» **PASSAGE SHOWN**:
Because it's you who thinks it's a good idea and is pushing for it.

So you should put your money where your mouth is and be the one to do it.

I don't think it's fair to say "I don't want more kids, sterilisation is the only option, you go and lop your bits out on the operating table because I don't see why it should be me."

He does not want to do it - and you have to respect his decision..it's his body at the end of the day!

Your choices are -
use contraception
get yourself sterilised
refuse to have sex with him any more

TheFallenMadonna · 27/01/2009 19:30

Well, I think my DH should have a vasectomy, but that's because he doesn't want any more.

I agree that contraception isn't just his responsibility, but this isn't contraception, it's sterilisation, which is a whole other ball game (no pun intended).

If you want him to take responsibility for contraception then he should wear a condom.

Leo9 · 27/01/2009 20:08

I totally support that men who have completed their family should have the snip rather than put a woman (who has already done the childbearing bit) through surgery that's much more major than a vasectomy.

However I do think it has to be a joint decision because it is (possibly) irreversible and lifelong and it has to be right for you both.

» **RECORD EXTRACTS**:
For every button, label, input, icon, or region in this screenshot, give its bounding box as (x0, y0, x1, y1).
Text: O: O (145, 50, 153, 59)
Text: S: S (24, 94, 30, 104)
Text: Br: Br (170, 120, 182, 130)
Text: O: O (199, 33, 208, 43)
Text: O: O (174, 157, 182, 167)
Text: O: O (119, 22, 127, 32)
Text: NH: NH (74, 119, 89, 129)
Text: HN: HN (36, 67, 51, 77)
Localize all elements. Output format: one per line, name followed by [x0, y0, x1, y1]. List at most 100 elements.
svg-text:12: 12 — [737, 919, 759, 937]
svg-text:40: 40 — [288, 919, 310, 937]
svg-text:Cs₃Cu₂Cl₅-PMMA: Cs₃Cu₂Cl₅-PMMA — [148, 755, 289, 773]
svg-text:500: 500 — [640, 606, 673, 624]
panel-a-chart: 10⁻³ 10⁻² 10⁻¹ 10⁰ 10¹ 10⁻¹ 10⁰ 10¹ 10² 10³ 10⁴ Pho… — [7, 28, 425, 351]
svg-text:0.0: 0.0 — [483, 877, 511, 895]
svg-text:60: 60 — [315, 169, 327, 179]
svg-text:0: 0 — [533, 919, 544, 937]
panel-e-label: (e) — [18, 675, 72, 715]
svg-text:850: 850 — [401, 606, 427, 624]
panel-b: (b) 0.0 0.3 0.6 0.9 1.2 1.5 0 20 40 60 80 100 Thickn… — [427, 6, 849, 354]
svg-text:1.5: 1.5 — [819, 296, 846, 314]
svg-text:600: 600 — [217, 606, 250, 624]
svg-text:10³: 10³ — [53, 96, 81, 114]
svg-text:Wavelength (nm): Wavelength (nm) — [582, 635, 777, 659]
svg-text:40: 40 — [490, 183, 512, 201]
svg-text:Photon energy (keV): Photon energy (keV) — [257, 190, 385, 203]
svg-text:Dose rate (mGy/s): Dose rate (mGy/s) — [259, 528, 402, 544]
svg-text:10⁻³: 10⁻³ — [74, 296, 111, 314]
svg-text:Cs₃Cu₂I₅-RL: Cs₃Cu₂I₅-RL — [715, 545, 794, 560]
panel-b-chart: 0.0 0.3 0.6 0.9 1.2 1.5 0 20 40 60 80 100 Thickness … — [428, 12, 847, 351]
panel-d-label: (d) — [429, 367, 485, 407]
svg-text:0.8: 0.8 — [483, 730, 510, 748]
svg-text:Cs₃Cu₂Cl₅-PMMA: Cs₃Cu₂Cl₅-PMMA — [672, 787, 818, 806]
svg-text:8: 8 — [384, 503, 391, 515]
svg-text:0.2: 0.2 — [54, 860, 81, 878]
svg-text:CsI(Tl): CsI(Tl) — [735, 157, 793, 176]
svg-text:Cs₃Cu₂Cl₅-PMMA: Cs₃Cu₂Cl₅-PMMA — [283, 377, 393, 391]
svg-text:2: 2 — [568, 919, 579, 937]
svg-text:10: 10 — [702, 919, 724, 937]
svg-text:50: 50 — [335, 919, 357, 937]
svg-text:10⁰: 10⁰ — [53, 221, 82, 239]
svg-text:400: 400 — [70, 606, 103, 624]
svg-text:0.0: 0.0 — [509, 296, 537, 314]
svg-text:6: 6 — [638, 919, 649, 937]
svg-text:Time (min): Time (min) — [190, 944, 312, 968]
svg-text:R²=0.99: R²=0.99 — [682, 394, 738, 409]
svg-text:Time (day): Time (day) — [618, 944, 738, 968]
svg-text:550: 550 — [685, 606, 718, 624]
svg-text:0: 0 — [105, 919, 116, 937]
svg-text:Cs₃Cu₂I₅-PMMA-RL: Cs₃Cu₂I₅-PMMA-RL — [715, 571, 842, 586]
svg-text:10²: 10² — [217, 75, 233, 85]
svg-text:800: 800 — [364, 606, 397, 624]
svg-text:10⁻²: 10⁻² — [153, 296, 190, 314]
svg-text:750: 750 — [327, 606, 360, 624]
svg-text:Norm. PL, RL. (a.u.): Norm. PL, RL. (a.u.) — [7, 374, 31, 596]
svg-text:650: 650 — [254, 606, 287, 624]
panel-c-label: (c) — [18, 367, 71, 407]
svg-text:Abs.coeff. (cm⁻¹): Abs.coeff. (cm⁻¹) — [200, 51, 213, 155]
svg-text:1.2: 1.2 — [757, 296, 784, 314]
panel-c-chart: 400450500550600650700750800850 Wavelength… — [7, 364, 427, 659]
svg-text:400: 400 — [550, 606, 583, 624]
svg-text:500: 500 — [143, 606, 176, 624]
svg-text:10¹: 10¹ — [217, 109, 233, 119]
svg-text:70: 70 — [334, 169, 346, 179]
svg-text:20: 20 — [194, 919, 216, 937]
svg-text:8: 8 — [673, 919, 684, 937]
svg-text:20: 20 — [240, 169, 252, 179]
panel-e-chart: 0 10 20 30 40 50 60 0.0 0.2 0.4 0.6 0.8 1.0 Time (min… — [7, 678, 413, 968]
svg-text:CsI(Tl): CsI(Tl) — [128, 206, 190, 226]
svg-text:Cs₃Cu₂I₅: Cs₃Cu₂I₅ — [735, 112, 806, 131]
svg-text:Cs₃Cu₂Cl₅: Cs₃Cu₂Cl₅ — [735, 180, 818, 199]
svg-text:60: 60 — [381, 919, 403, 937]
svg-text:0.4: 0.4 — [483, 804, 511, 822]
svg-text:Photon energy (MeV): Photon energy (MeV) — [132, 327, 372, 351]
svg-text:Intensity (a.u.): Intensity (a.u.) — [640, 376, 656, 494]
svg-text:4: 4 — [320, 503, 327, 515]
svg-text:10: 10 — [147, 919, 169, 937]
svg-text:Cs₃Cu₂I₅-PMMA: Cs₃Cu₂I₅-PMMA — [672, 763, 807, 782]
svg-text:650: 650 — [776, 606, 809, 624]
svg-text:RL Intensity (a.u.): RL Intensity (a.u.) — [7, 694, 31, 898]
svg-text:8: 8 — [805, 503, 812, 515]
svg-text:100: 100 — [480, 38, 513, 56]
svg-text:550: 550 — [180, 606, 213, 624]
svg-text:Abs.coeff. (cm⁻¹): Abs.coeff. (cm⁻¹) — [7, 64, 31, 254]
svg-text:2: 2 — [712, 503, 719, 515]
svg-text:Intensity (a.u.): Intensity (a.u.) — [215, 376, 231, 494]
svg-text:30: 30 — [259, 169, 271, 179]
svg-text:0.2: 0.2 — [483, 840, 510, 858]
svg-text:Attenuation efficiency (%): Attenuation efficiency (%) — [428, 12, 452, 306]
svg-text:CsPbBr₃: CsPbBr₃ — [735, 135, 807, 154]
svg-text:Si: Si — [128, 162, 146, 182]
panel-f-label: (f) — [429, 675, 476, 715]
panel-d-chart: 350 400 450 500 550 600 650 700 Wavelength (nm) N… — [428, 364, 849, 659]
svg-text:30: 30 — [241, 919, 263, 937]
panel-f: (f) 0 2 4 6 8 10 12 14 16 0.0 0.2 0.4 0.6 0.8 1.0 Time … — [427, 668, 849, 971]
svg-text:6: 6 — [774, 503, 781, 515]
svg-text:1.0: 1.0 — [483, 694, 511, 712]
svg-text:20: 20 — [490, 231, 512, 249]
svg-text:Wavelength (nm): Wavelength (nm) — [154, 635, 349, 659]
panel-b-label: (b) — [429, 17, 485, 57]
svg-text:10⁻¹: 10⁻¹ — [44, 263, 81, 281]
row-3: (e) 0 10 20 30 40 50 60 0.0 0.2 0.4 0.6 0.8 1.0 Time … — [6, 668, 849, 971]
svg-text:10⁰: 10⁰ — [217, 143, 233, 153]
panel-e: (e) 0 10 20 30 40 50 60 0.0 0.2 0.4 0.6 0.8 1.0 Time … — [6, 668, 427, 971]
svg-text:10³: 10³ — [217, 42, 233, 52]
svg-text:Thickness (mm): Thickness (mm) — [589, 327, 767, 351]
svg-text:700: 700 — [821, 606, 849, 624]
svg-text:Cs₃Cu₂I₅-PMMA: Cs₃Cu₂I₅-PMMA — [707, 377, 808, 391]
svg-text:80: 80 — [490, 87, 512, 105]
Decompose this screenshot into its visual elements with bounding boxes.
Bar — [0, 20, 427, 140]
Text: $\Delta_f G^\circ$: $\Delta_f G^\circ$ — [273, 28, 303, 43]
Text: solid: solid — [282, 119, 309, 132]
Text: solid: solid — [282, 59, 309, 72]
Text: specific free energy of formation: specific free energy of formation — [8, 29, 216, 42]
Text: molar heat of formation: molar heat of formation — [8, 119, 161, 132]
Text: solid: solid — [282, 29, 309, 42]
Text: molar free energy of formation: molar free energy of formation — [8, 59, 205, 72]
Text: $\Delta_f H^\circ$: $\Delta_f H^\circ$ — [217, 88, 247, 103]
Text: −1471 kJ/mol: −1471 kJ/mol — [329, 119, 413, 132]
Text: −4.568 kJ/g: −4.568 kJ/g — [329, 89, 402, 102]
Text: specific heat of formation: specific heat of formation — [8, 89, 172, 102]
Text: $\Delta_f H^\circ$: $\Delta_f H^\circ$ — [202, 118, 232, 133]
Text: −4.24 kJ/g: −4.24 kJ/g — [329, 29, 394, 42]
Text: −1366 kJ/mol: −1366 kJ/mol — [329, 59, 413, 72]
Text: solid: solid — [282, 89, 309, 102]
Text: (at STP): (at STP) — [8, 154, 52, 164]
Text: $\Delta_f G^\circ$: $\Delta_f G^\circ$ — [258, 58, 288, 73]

» **REQUIRED ACTION**: Can you extend the forum discussion about vasectomy and sterilization past its final post?

» **OUTPUT BELOW**:
I think you probably need to do huge amounts more communicating on this issue because his comments about it being you who doesn't want another certainly make it sound like he might hope that you change your mind eventually.

FairLadyRantALot · 27/01/2009 20:22

kizzib...you mention in the OP that you have taken contraceptive for 13 years, which makes me wonder about your age...i.e. are you and your dh younger?
Because, you never know if you may change your mind...especially as maybe your dd is maybe quite young still....
I am not saying you will...but it is kinda a decision that you have to be pretty sure about....

lilac21 · 27/01/2009 23:52

I was sterilised almost three years ago, it wasn't a major op. I had an epidural rather than general as I wanted a clear head, and went back to work the next day (admittedly this was a bit over the top but I was working in an independent school and they wouldn't pay me because my absence wasn't unavoidable). Bit sore and bloated for a day or two but otherwise no problems at all. Not as effective as male sterilisation apparently, and the only way to find out it's failed is when you see that blue line...

nappyzonehasastroppytoddler · 28/01/2009 18:30

lilac really under a epidural - i am wanting the rocedure but worried about being knocked out - didnt realise it was an option - also is it really less effective - i though more as its instant where as vasect is after so many ejaculations ......

nappyzonehasastroppytoddler · 28/01/2009 18:30

procedure sorry.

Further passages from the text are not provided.